● **DIRECTIONS FOR THIS TASK**:
Your answer must be an exact copy of the entries below, with no pictures in it.

● **DATA PROVIDED**:
== == ==
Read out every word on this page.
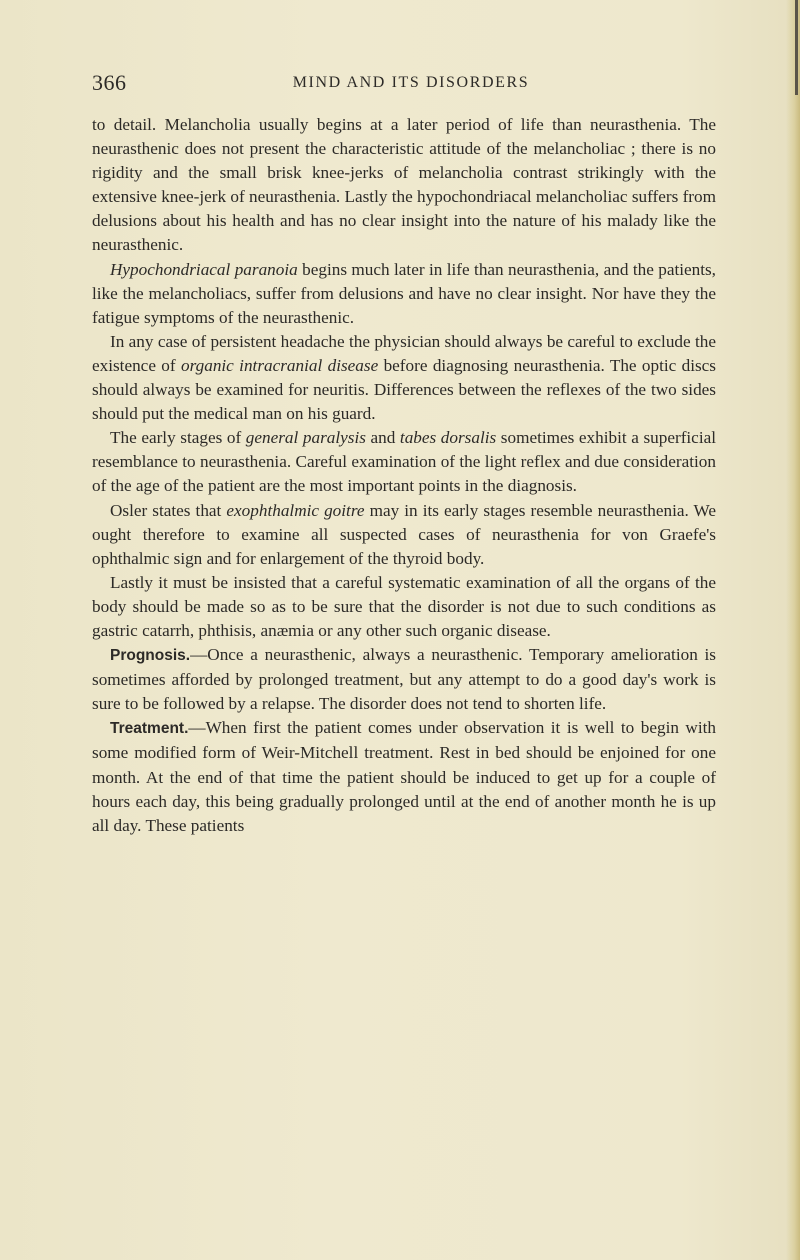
366	MIND AND ITS DISORDERS

to detail. Melancholia usually begins at a later period of life than neurasthenia. The neurasthenic does not present the characteristic attitude of the melancholiac ; there is no rigidity and the small brisk knee-jerks of melancholia contrast strikingly with the extensive knee-jerk of neurasthenia. Lastly the hypochondriacal melancholiac suffers from delusions about his health and has no clear insight into the nature of his malady like the neurasthenic.

Hypochondriacal paranoia begins much later in life than neurasthenia, and the patients, like the melancholiacs, suffer from delusions and have no clear insight. Nor have they the fatigue symptoms of the neurasthenic.

In any case of persistent headache the physician should always be careful to exclude the existence of organic intracranial disease before diagnosing neurasthenia. The optic discs should always be examined for neuritis. Differences between the reflexes of the two sides should put the medical man on his guard.

The early stages of general paralysis and tabes dorsalis sometimes exhibit a superficial resemblance to neurasthenia. Careful examination of the light reflex and due consideration of the age of the patient are the most important points in the diagnosis.

Osler states that exophthalmic goitre may in its early stages resemble neurasthenia. We ought therefore to examine all suspected cases of neurasthenia for von Graefe's ophthalmic sign and for enlargement of the thyroid body.

Lastly it must be insisted that a careful systematic examination of all the organs of the body should be made so as to be sure that the disorder is not due to such conditions as gastric catarrh, phthisis, anæmia or any other such organic disease.

Prognosis.—Once a neurasthenic, always a neurasthenic. Temporary amelioration is sometimes afforded by prolonged treatment, but any attempt to do a good day's work is sure to be followed by a relapse. The disorder does not tend to shorten life.

Treatment.—When first the patient comes under observation it is well to begin with some modified form of Weir-Mitchell treatment. Rest in bed should be enjoined for one month. At the end of that time the patient should be induced to get up for a couple of hours each day, this being gradually prolonged until at the end of another month he is up all day. These patients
== == ==
● **SOLUTION TO THE PROBLEM**:
Read out every word on this page.
366	MIND AND ITS DISORDERS

to detail. Melancholia usually begins at a later period of life than neurasthenia. The neurasthenic does not present the characteristic attitude of the melancholiac ; there is no rigidity and the small brisk knee-jerks of melancholia contrast strikingly with the extensive knee-jerk of neurasthenia. Lastly the hypochondriacal melancholiac suffers from delusions about his health and has no clear insight into the nature of his malady like the neurasthenic.

Hypochondriacal paranoia begins much later in life than neurasthenia, and the patients, like the melancholiacs, suffer from delusions and have no clear insight. Nor have they the fatigue symptoms of the neurasthenic.

In any case of persistent headache the physician should always be careful to exclude the existence of organic intracranial disease before diagnosing neurasthenia. The optic discs should always be examined for neuritis. Differences between the reflexes of the two sides should put the medical man on his guard.

The early stages of general paralysis and tabes dorsalis sometimes exhibit a superficial resemblance to neurasthenia. Careful examination of the light reflex and due consideration of the age of the patient are the most important points in the diagnosis.

Osler states that exophthalmic goitre may in its early stages resemble neurasthenia. We ought therefore to examine all suspected cases of neurasthenia for von Graefe's ophthalmic sign and for enlargement of the thyroid body.

Lastly it must be insisted that a careful systematic examination of all the organs of the body should be made so as to be sure that the disorder is not due to such conditions as gastric catarrh, phthisis, anæmia or any other such organic disease.

Prognosis.—Once a neurasthenic, always a neurasthenic. Temporary amelioration is sometimes afforded by prolonged treatment, but any attempt to do a good day's work is sure to be followed by a relapse. The disorder does not tend to shorten life.

Treatment.—When first the patient comes under observation it is well to begin with some modified form of Weir-Mitchell treatment. Rest in bed should be enjoined for one month. At the end of that time the patient should be induced to get up for a couple of hours each day, this being gradually prolonged until at the end of another month he is up all day. These patients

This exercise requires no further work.